**BRIEF:** Go through the data below line by line and count those containing the word "Encuentro". Reply with the count only.
------------------------------------------------------------------------
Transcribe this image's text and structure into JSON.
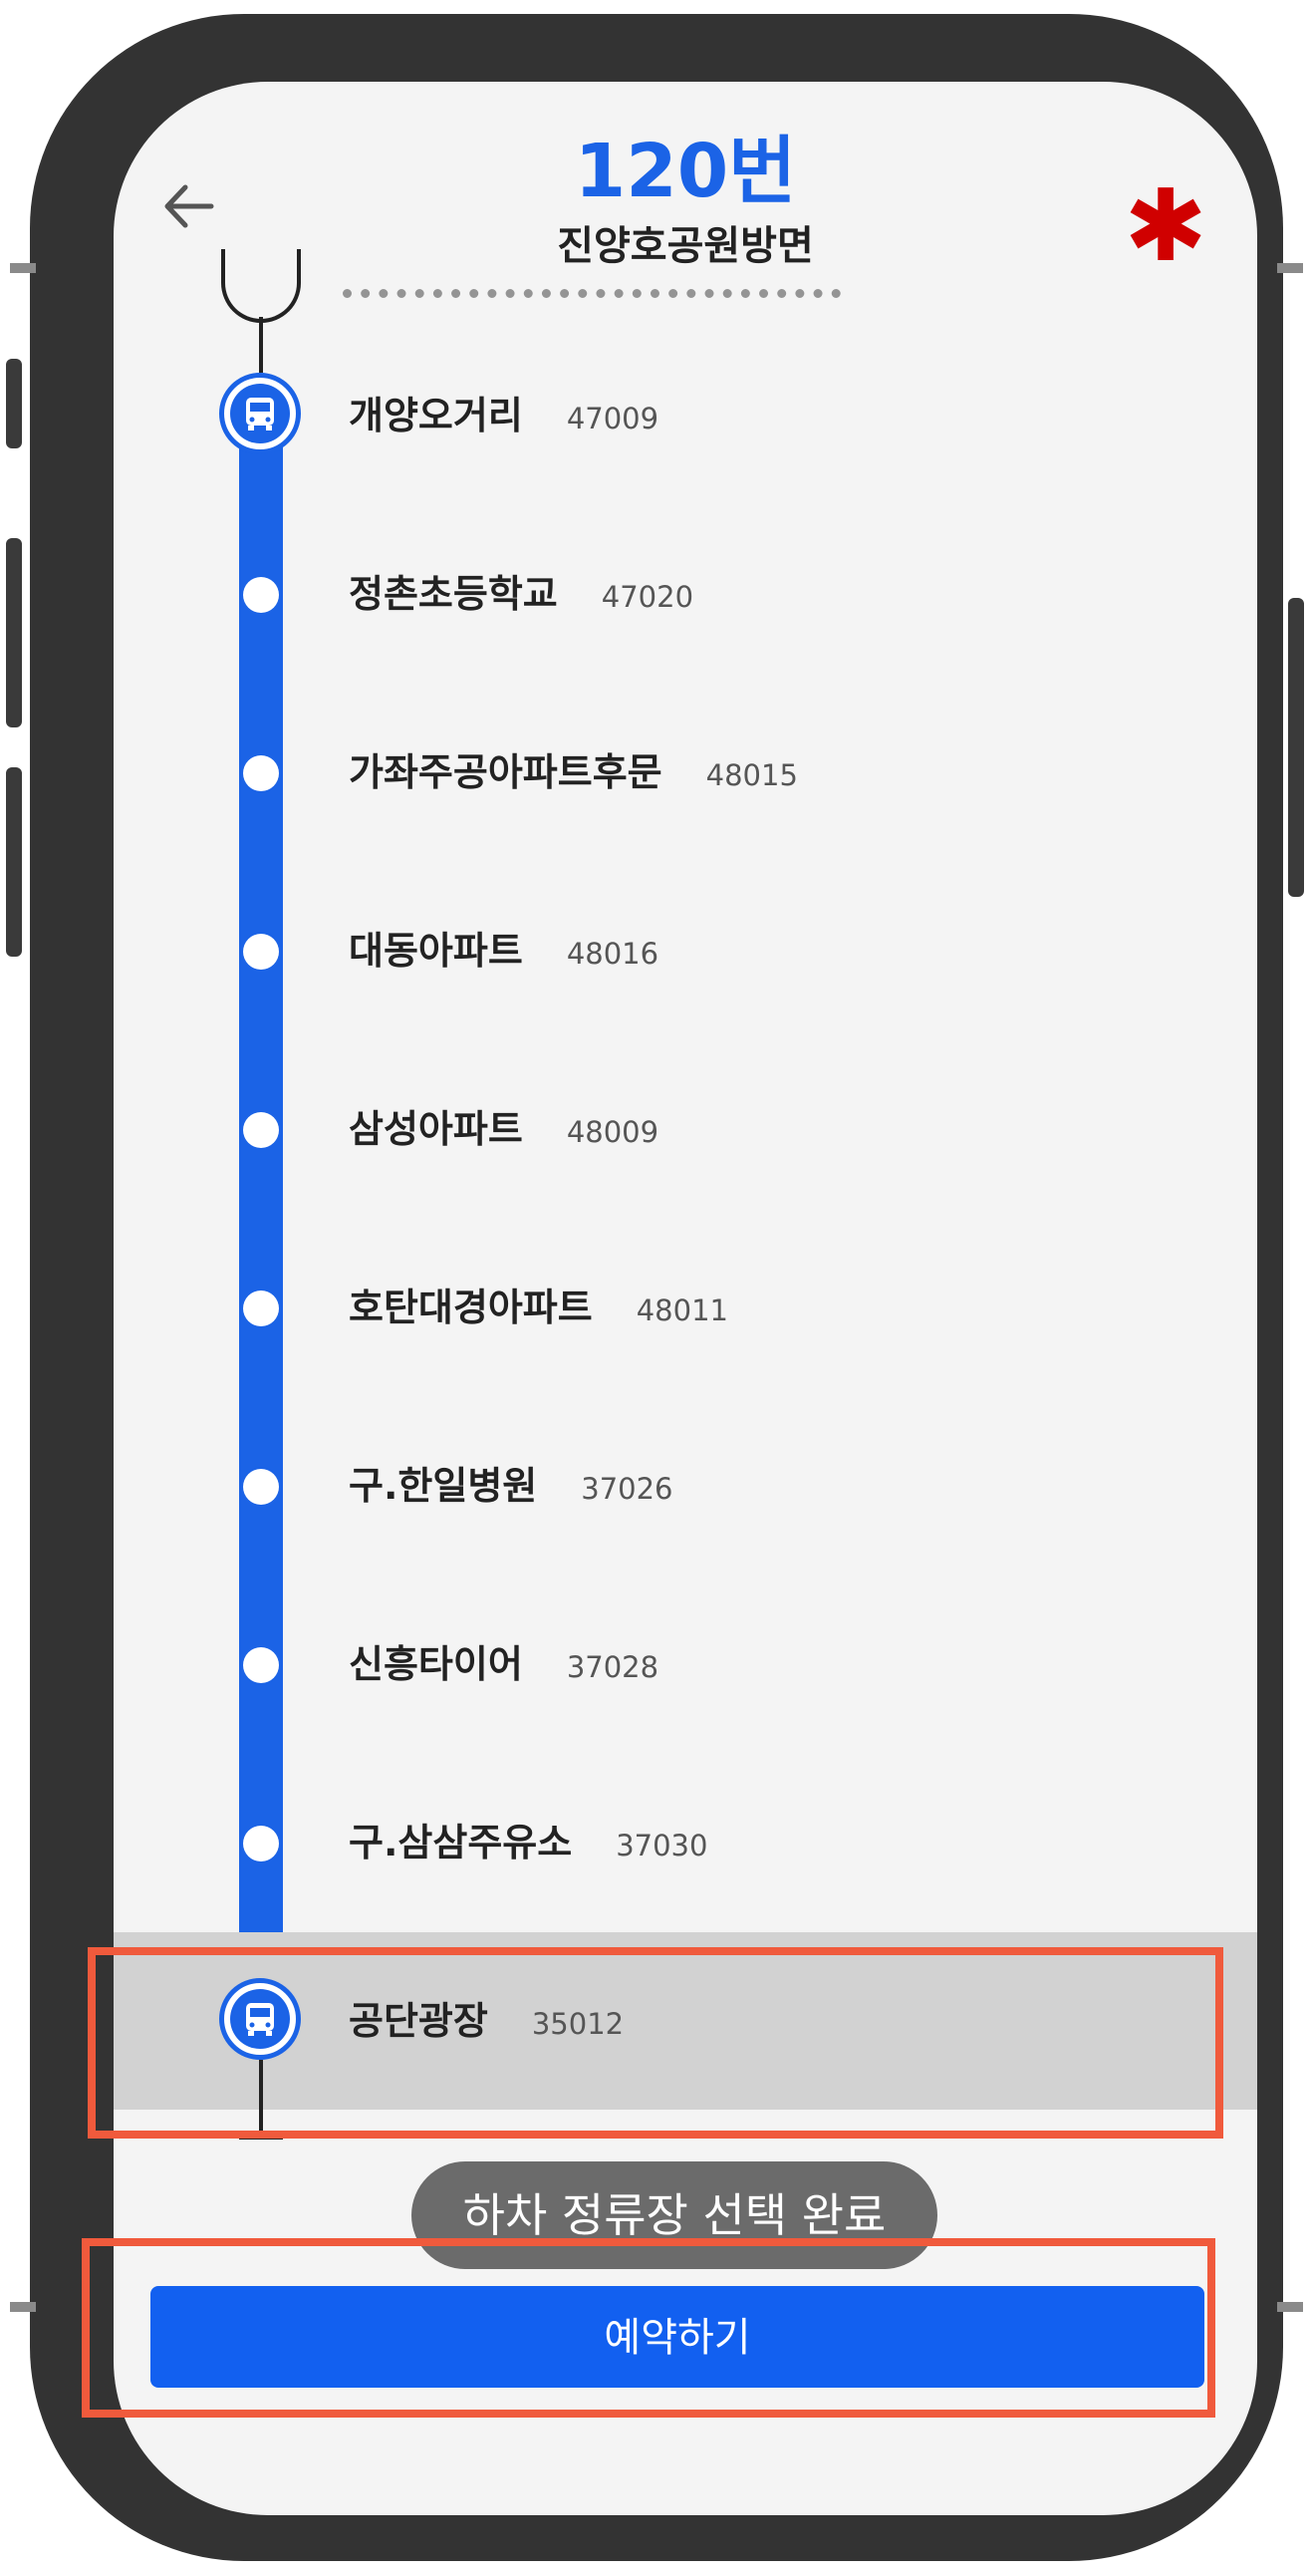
{
  "header": {
    "route_number": "120번",
    "direction": "진양호공원방면"
  },
  "stops": [
    {
      "name": "개양오거리",
      "code": "47009",
      "type": "bus"
    },
    {
      "name": "정촌초등학교",
      "code": "47020",
      "type": "dot"
    },
    {
      "name": "가좌주공아파트후문",
      "code": "48015",
      "type": "dot"
    },
    {
      "name": "대동아파트",
      "code": "48016",
      "type": "dot"
    },
    {
      "name": "삼성아파트",
      "code": "48009",
      "type": "dot"
    },
    {
      "name": "호탄대경아파트",
      "code": "48011",
      "type": "dot"
    },
    {
      "name": "구.한일병원",
      "code": "37026",
      "type": "dot"
    },
    {
      "name": "신흥타이어",
      "code": "37028",
      "type": "dot"
    },
    {
      "name": "구.삼삼주유소",
      "code": "37030",
      "type": "dot"
    },
    {
      "name": "공단광장",
      "code": "35012",
      "type": "bus",
      "selected": true
    }
  ],
  "toast": "하차 정류장 선택 완료",
  "reserve_button": "예약하기",
  "colors": {
    "accent": "#1b63e6",
    "asterisk": "#d00000",
    "highlight": "#f05a3c"
  }
}
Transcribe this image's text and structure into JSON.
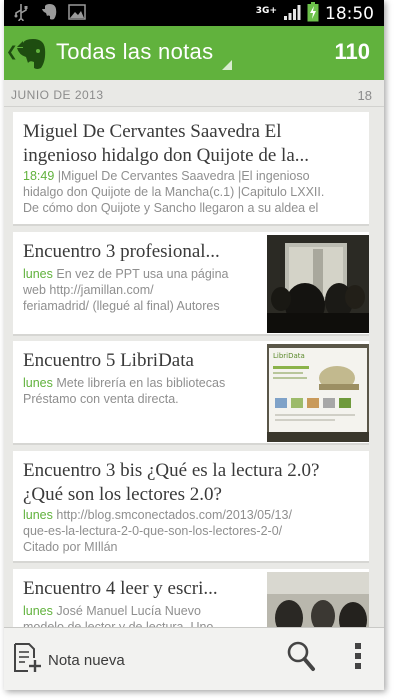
{
  "status_bar": {
    "icons": [
      "usb-icon",
      "evernote-elephant-icon",
      "image-icon"
    ],
    "network": "3G+",
    "time": "18:50"
  },
  "action_bar": {
    "title": "Todas las notas",
    "count": "110",
    "accent": "#61b23d"
  },
  "section": {
    "label": "JUNIO DE 2013",
    "count": "18"
  },
  "notes": [
    {
      "title_line1": "Miguel  De Cervantes Saavedra El",
      "title_line2": "ingenioso hidalgo don Quijote de la...",
      "date": "18:49",
      "snippet_line1": " |Miguel De Cervantes Saavedra |El ingenioso",
      "snippet_line2": "hidalgo don Quijote de la Mancha(c.1) |Capitulo LXXII.",
      "snippet_line3": "De cómo don Quijote y Sancho llegaron a su aldea el"
    },
    {
      "title": "Encuentro 3 profesional...",
      "date": "lunes",
      "snippet_line1": " En vez de PPT usa una página",
      "snippet_line2": "web http://jamillan.com/",
      "snippet_line3": "feriamadrid/ (llegué al final) Autores"
    },
    {
      "title": "Encuentro 5 LibriData",
      "date": "lunes",
      "snippet_line1": " Mete librería en las bibliotecas",
      "snippet_line2": "Préstamo con venta directa.",
      "thumb_text": "LibriData"
    },
    {
      "title_line1": "Encuentro 3 bis ¿Qué es la lectura 2.0?",
      "title_line2": "¿Qué son los lectores 2.0?",
      "date": "lunes",
      "snippet_line1": " http://blog.smconectados.com/2013/05/13/",
      "snippet_line2": "que-es-la-lectura-2-0-que-son-los-lectores-2-0/",
      "snippet_line3": "Citado por MIllán"
    },
    {
      "title": "Encuentro 4 leer y escri...",
      "date": "lunes",
      "snippet_line1": " José Manuel Lucía  Nuevo",
      "snippet_line2": "modelo de lector y de lectura. Uno"
    }
  ],
  "bottom_bar": {
    "new_note_label": "Nota nueva"
  }
}
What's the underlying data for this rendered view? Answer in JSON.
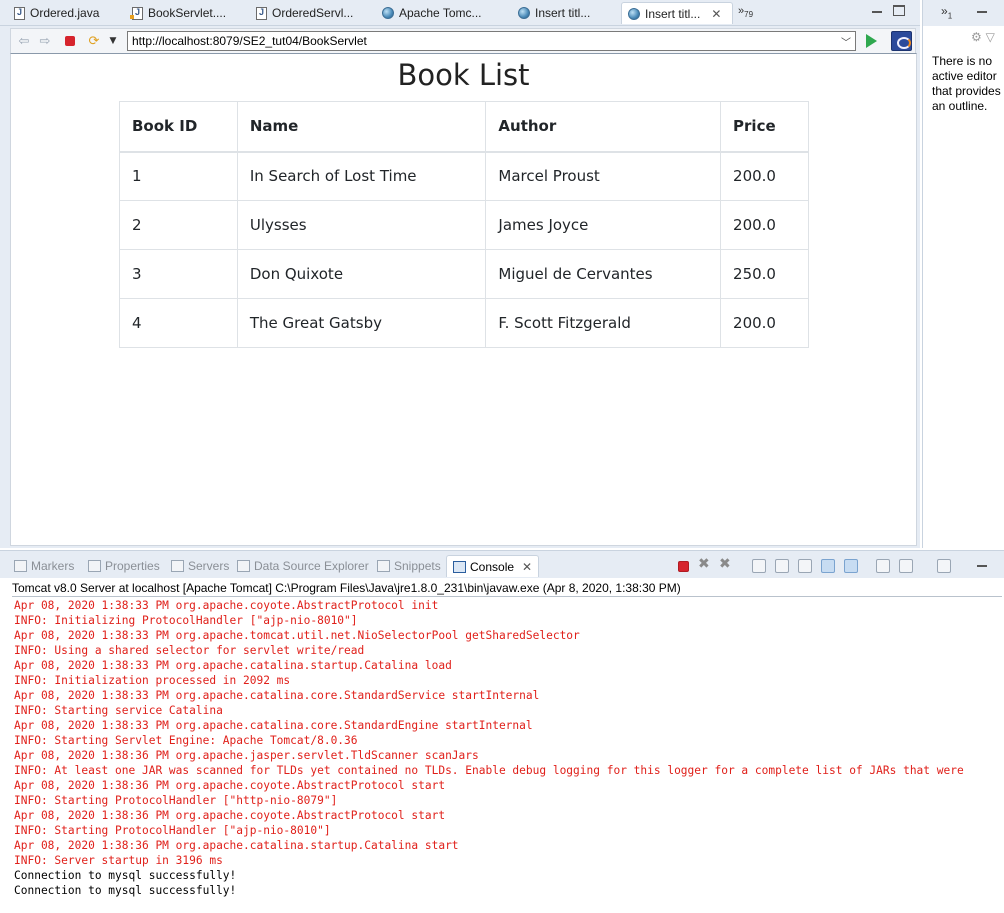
------------------------------------------------------------------------
**EXERCISE RESULT:** 4